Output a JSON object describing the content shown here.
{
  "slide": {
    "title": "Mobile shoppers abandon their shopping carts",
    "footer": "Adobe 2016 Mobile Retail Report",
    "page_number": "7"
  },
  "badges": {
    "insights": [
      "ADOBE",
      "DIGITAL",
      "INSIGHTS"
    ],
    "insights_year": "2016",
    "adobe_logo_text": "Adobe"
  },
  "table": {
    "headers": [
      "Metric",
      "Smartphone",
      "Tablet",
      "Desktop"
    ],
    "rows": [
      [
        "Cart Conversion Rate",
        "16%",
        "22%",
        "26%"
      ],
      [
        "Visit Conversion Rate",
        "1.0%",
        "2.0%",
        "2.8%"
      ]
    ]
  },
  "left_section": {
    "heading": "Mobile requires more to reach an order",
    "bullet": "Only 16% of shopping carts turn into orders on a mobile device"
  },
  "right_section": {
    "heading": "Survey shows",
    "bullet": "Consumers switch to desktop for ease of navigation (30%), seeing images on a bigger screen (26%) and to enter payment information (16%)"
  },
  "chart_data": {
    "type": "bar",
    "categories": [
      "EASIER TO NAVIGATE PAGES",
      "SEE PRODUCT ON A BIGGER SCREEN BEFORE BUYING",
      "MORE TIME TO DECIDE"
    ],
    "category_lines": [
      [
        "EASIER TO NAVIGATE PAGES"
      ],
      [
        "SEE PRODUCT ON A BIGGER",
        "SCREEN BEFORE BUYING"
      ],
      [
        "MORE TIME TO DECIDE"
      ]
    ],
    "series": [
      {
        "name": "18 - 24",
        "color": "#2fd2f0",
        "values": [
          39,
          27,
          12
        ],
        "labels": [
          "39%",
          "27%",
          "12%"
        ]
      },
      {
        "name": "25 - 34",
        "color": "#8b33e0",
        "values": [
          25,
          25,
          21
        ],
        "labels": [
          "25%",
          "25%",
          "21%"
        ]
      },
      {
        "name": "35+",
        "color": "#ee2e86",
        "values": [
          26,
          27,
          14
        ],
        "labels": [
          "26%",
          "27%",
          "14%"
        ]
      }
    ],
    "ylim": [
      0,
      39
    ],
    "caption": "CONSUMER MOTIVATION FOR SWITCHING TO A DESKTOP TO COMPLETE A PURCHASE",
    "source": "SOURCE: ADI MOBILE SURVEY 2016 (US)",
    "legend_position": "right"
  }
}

→ **GIVEN TASK**
Type out the whole listing above again, exactly as it stands.

→ **RESULT OF THE TASK**
Output a JSON object describing the content shown here.
{
  "slide": {
    "title": "Mobile shoppers abandon their shopping carts",
    "footer": "Adobe 2016 Mobile Retail Report",
    "page_number": "7"
  },
  "badges": {
    "insights": [
      "ADOBE",
      "DIGITAL",
      "INSIGHTS"
    ],
    "insights_year": "2016",
    "adobe_logo_text": "Adobe"
  },
  "table": {
    "headers": [
      "Metric",
      "Smartphone",
      "Tablet",
      "Desktop"
    ],
    "rows": [
      [
        "Cart Conversion Rate",
        "16%",
        "22%",
        "26%"
      ],
      [
        "Visit Conversion Rate",
        "1.0%",
        "2.0%",
        "2.8%"
      ]
    ]
  },
  "left_section": {
    "heading": "Mobile requires more to reach an order",
    "bullet": "Only 16% of shopping carts turn into orders on a mobile device"
  },
  "right_section": {
    "heading": "Survey shows",
    "bullet": "Consumers switch to desktop for ease of navigation (30%), seeing images on a bigger screen (26%) and to enter payment information (16%)"
  },
  "chart_data": {
    "type": "bar",
    "categories": [
      "EASIER TO NAVIGATE PAGES",
      "SEE PRODUCT ON A BIGGER SCREEN BEFORE BUYING",
      "MORE TIME TO DECIDE"
    ],
    "category_lines": [
      [
        "EASIER TO NAVIGATE PAGES"
      ],
      [
        "SEE PRODUCT ON A BIGGER",
        "SCREEN BEFORE BUYING"
      ],
      [
        "MORE TIME TO DECIDE"
      ]
    ],
    "series": [
      {
        "name": "18 - 24",
        "color": "#2fd2f0",
        "values": [
          39,
          27,
          12
        ],
        "labels": [
          "39%",
          "27%",
          "12%"
        ]
      },
      {
        "name": "25 - 34",
        "color": "#8b33e0",
        "values": [
          25,
          25,
          21
        ],
        "labels": [
          "25%",
          "25%",
          "21%"
        ]
      },
      {
        "name": "35+",
        "color": "#ee2e86",
        "values": [
          26,
          27,
          14
        ],
        "labels": [
          "26%",
          "27%",
          "14%"
        ]
      }
    ],
    "ylim": [
      0,
      39
    ],
    "caption": "CONSUMER MOTIVATION FOR SWITCHING TO A DESKTOP TO COMPLETE A PURCHASE",
    "source": "SOURCE: ADI MOBILE SURVEY 2016 (US)",
    "legend_position": "right"
  }
}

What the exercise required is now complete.